**MATERIAL SHOWN**
----
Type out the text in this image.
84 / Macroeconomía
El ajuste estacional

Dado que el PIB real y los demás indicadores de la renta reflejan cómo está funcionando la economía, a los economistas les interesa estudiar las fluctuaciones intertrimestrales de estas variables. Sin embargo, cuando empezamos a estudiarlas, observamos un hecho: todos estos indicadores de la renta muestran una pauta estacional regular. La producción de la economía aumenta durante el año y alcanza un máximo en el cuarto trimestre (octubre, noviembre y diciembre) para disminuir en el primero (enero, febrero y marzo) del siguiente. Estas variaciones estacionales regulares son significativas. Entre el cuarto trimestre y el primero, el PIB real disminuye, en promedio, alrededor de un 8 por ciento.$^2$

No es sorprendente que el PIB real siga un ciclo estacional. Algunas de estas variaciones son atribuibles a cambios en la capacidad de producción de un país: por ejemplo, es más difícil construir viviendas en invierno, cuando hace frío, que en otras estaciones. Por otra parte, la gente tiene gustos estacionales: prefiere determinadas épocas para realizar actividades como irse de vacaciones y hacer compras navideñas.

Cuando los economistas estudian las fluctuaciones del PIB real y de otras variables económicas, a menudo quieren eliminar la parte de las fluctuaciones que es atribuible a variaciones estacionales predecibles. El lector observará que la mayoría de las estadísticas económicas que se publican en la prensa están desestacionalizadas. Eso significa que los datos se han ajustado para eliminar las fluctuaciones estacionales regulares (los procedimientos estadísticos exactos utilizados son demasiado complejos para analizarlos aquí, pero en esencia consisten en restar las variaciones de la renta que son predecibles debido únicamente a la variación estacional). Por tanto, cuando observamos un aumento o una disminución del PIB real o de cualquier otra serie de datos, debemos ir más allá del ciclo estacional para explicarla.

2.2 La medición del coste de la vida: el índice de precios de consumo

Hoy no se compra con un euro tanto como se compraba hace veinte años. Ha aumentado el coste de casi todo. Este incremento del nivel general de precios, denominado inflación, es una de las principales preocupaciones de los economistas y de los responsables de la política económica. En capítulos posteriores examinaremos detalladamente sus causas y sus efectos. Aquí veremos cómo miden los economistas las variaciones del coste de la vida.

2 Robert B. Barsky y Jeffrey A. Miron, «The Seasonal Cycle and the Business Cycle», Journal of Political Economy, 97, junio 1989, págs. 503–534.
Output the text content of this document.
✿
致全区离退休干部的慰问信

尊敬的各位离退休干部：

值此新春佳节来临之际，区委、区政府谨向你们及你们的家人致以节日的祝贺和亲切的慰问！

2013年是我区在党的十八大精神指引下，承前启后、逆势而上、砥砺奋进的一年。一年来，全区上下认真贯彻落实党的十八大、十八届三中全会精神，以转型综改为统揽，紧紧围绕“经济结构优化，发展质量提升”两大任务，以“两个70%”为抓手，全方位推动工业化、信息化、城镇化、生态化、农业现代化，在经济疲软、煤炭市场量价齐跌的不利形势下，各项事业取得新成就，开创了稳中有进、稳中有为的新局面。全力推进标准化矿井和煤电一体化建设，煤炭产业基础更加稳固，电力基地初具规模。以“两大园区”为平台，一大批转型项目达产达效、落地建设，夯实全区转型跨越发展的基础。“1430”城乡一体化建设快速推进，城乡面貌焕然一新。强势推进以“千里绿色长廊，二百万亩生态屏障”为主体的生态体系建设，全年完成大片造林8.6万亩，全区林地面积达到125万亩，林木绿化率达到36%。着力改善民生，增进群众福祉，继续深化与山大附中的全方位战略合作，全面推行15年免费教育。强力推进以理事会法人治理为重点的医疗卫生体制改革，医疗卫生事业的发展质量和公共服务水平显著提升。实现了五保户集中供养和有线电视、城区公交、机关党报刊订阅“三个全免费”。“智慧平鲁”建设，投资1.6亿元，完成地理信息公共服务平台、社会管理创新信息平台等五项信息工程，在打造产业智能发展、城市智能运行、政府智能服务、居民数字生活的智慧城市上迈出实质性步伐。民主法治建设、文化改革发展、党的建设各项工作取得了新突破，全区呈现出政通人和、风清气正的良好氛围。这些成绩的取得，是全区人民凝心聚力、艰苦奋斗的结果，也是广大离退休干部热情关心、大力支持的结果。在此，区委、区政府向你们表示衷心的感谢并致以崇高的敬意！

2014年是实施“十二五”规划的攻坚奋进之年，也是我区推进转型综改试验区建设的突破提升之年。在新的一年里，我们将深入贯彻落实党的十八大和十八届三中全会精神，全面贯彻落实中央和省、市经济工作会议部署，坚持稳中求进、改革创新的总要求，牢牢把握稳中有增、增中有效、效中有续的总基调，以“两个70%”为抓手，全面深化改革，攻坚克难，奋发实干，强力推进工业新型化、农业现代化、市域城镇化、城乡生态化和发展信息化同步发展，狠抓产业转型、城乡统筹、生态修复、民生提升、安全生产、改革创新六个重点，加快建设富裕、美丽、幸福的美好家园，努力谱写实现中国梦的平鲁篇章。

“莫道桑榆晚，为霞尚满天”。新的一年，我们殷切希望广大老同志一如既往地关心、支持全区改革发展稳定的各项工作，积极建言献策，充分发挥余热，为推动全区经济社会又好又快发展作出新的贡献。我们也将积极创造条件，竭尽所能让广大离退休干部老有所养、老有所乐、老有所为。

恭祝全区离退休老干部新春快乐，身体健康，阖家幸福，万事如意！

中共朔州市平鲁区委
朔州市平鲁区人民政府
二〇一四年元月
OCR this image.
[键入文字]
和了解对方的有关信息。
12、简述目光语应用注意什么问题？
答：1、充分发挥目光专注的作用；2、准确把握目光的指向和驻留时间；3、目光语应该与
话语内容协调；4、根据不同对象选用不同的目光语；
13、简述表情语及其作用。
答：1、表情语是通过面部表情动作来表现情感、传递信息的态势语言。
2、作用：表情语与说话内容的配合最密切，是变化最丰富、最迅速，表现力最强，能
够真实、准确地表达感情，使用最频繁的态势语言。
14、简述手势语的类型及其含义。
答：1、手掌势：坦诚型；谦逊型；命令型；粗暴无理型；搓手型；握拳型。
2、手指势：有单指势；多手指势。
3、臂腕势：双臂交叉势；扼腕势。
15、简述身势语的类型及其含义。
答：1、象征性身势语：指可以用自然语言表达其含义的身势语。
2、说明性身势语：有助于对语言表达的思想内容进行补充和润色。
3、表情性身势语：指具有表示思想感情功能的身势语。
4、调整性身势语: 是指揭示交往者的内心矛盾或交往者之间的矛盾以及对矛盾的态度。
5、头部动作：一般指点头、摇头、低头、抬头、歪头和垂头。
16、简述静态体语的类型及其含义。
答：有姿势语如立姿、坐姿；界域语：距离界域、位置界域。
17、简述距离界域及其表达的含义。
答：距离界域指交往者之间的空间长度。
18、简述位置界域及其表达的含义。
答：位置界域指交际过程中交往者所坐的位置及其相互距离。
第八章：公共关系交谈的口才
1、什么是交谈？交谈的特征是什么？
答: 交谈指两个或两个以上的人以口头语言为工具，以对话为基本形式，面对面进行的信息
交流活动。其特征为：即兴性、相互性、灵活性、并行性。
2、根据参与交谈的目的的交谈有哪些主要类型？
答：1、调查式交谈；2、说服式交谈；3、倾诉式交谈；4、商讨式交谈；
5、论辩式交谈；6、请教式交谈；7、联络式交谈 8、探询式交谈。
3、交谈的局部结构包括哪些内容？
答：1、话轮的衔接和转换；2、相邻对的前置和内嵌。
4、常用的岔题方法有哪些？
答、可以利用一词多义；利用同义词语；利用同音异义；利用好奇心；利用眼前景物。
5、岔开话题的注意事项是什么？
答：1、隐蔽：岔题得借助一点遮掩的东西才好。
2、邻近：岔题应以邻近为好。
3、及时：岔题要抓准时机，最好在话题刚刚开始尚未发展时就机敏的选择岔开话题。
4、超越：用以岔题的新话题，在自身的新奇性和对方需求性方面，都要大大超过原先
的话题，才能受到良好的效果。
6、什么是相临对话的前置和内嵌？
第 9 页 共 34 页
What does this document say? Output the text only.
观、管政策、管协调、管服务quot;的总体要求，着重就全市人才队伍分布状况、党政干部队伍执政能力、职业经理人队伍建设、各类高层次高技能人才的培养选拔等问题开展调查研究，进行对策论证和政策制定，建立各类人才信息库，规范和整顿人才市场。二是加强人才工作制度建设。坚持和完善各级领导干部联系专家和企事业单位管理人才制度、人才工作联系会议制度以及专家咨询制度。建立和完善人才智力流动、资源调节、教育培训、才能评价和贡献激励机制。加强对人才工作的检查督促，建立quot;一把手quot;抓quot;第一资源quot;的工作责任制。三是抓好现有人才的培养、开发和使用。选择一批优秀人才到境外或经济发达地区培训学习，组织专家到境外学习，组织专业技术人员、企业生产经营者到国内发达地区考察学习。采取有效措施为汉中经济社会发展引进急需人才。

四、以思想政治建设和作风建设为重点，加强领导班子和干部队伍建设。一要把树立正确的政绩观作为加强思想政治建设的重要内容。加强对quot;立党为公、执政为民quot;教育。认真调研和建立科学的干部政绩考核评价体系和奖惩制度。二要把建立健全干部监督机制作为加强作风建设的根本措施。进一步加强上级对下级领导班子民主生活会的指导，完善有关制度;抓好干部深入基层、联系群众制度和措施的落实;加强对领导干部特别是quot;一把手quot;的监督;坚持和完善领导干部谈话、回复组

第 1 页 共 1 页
----
Only the lines from the one containing "What does this" through the end of the entries above belong in the answer; repeat them exactly.

What does this document say? Output the text only.
观、管政策、管协调、管服务quot;的总体要求，着重就全市人才队伍分布状况、党政干部队伍执政能力、职业经理人队伍建设、各类高层次高技能人才的培养选拔等问题开展调查研究，进行对策论证和政策制定，建立各类人才信息库，规范和整顿人才市场。二是加强人才工作制度建设。坚持和完善各级领导干部联系专家和企事业单位管理人才制度、人才工作联系会议制度以及专家咨询制度。建立和完善人才智力流动、资源调节、教育培训、才能评价和贡献激励机制。加强对人才工作的检查督促，建立quot;一把手quot;抓quot;第一资源quot;的工作责任制。三是抓好现有人才的培养、开发和使用。选择一批优秀人才到境外或经济发达地区培训学习，组织专家到境外学习，组织专业技术人员、企业生产经营者到国内发达地区考察学习。采取有效措施为汉中经济社会发展引进急需人才。

四、以思想政治建设和作风建设为重点，加强领导班子和干部队伍建设。一要把树立正确的政绩观作为加强思想政治建设的重要内容。加强对quot;立党为公、执政为民quot;教育。认真调研和建立科学的干部政绩考核评价体系和奖惩制度。二要把建立健全干部监督机制作为加强作风建设的根本措施。进一步加强上级对下级领导班子民主生活会的指导，完善有关制度;抓好干部深入基层、联系群众制度和措施的落实;加强对领导干部特别是quot;一把手quot;的监督;坚持和完善领导干部谈话、回复组

第 1 页 共 1 页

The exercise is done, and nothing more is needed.